Set task: Copy every record word for word.

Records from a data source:

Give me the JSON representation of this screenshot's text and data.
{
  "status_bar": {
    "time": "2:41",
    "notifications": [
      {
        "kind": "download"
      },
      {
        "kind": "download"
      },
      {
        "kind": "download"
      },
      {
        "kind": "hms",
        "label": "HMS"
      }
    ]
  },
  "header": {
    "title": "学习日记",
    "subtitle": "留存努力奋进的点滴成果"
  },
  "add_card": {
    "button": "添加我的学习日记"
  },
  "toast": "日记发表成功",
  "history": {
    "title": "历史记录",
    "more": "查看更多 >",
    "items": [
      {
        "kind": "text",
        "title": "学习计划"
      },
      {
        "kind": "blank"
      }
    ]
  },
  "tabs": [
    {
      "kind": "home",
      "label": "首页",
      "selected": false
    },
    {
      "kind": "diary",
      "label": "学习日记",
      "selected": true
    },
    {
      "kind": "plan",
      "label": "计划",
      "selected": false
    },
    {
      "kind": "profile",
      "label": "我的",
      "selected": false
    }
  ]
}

Exercise result:
Give me the JSON representation of this screenshot's text and data.
{
  "status_bar": {
    "time": "2:41",
    "notifications": [
      {
        "kind": "download"
      },
      {
        "kind": "download"
      },
      {
        "kind": "download"
      },
      {
        "kind": "hms",
        "label": "HMS"
      }
    ]
  },
  "header": {
    "title": "学习日记",
    "subtitle": "留存努力奋进的点滴成果"
  },
  "add_card": {
    "button": "添加我的学习日记"
  },
  "toast": "日记发表成功",
  "history": {
    "title": "历史记录",
    "more": "查看更多 >",
    "items": [
      {
        "kind": "text",
        "title": "学习计划"
      },
      {
        "kind": "blank"
      }
    ]
  },
  "tabs": [
    {
      "kind": "home",
      "label": "首页",
      "selected": false
    },
    {
      "kind": "diary",
      "label": "学习日记",
      "selected": true
    },
    {
      "kind": "plan",
      "label": "计划",
      "selected": false
    },
    {
      "kind": "profile",
      "label": "我的",
      "selected": false
    }
  ]
}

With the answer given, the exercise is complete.